### What to work on
The records below are split into lines. How many of those lines contain the string "index"? Reply with the number only.

### Extracted records
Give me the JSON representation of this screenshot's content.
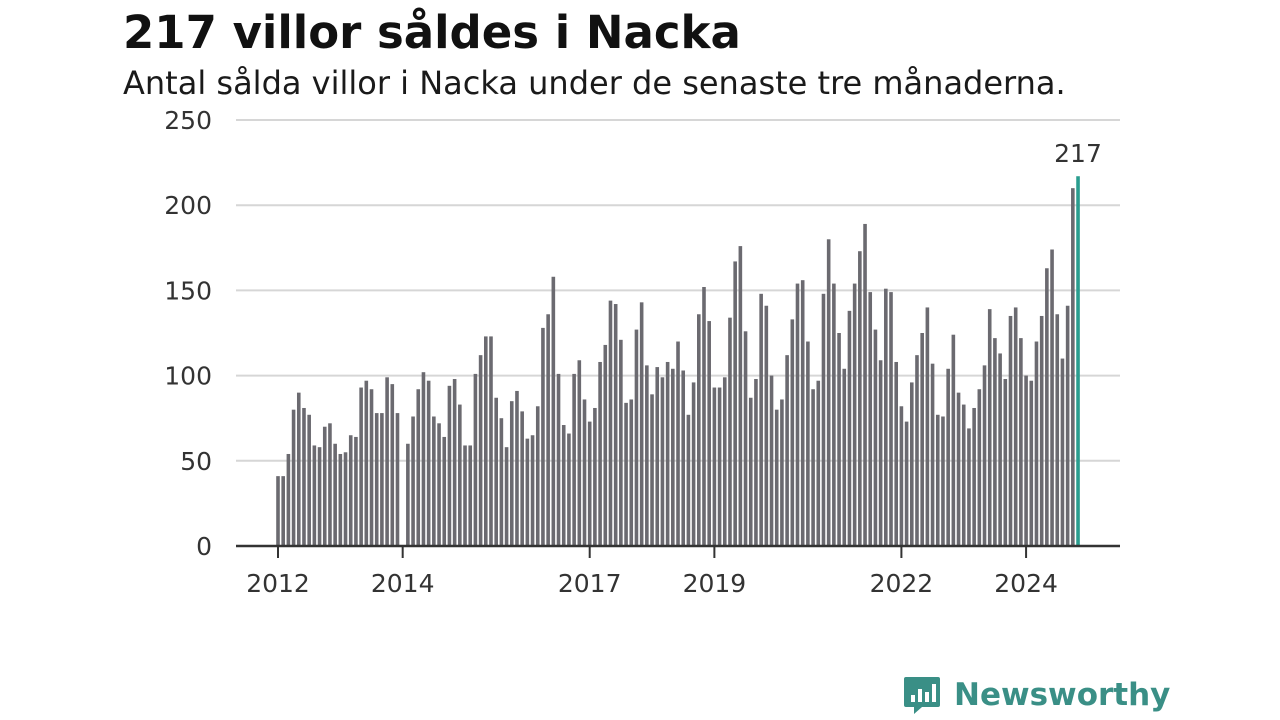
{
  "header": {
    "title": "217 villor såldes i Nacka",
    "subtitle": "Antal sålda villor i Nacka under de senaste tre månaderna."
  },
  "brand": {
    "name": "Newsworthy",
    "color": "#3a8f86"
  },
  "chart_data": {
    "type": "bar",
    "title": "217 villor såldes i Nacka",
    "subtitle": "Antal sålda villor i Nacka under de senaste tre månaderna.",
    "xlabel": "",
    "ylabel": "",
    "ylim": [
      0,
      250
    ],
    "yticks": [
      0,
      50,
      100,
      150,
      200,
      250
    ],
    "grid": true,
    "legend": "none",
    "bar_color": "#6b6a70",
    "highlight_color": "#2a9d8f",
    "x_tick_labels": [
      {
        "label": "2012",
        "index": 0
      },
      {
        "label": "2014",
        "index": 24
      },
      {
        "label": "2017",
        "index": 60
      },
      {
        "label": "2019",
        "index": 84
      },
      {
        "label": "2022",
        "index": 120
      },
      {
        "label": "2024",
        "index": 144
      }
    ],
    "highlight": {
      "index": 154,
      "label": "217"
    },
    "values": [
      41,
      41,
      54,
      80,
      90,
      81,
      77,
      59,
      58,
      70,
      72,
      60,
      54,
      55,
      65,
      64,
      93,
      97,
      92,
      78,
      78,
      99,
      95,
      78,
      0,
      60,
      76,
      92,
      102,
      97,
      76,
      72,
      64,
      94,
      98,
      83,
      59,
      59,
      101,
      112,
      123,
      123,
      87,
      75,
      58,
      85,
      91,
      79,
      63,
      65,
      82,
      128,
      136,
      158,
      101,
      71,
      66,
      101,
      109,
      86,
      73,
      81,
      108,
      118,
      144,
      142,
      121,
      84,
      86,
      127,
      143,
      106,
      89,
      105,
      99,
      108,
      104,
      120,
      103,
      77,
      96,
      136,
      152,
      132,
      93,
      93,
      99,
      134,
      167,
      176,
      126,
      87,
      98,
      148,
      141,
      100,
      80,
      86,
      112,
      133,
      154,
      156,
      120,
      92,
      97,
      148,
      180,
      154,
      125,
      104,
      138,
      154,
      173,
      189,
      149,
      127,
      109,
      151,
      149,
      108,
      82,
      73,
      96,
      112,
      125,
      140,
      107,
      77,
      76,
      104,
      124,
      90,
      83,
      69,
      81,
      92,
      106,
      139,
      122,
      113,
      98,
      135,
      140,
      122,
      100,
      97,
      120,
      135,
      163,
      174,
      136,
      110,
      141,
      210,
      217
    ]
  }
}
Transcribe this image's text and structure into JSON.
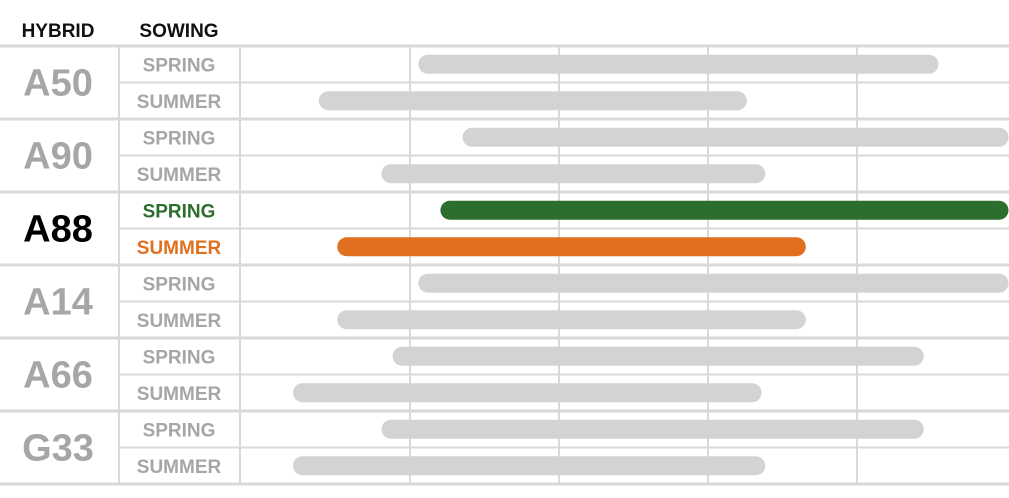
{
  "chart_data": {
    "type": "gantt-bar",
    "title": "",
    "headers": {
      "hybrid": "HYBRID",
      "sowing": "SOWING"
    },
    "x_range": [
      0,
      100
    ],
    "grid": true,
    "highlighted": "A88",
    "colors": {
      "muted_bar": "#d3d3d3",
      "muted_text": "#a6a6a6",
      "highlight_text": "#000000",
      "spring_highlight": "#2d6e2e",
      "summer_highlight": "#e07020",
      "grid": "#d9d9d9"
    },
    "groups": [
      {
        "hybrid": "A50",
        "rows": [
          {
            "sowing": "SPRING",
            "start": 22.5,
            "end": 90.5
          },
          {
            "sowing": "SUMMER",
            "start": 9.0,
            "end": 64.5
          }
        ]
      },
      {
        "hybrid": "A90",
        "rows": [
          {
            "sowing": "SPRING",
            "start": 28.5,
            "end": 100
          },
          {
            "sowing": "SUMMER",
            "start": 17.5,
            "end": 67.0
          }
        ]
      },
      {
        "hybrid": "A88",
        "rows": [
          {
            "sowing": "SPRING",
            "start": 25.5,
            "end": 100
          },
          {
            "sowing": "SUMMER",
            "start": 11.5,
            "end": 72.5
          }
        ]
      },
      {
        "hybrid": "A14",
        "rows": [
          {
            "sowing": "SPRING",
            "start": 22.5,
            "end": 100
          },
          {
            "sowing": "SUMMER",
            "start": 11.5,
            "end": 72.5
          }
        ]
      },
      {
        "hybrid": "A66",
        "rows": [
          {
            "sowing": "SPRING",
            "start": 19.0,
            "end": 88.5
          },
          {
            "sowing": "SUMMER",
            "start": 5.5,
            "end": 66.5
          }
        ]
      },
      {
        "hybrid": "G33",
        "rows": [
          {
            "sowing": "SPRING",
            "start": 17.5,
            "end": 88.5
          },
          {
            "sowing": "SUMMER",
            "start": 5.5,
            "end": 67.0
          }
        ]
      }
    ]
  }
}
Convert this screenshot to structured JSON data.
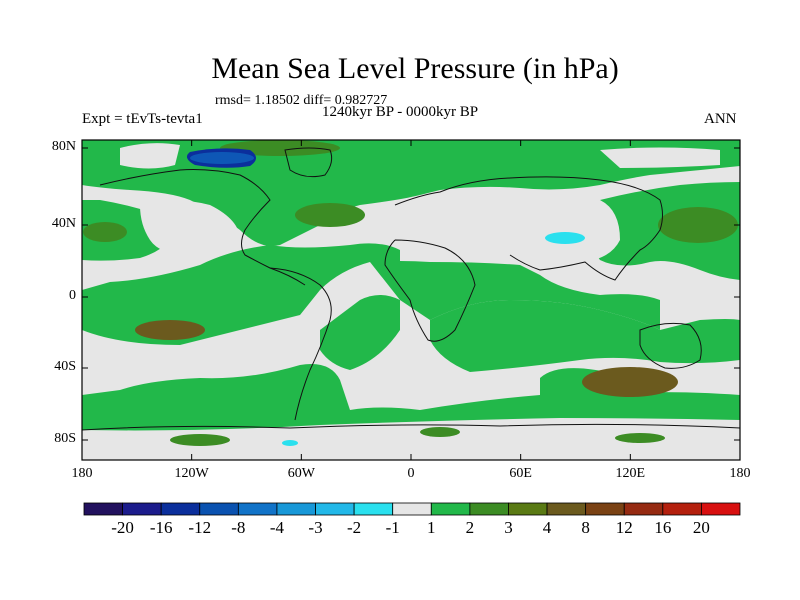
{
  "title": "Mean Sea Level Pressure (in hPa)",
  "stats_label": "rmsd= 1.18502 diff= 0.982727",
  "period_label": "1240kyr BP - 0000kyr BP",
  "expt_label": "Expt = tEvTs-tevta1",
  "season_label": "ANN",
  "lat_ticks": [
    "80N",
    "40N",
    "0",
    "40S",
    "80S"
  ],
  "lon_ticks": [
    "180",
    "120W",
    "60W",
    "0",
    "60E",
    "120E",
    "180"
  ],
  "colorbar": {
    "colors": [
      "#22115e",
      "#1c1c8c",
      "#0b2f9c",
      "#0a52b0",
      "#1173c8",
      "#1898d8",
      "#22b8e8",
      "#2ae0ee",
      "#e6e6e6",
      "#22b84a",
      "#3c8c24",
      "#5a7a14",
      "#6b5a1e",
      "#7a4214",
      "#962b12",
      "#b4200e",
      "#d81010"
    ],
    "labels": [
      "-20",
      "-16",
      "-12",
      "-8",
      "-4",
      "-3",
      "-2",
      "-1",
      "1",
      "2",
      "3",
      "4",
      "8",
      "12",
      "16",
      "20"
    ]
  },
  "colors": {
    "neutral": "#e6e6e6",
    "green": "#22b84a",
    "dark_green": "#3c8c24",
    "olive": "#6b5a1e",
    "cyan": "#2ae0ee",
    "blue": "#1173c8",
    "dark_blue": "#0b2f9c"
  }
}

### Written response
7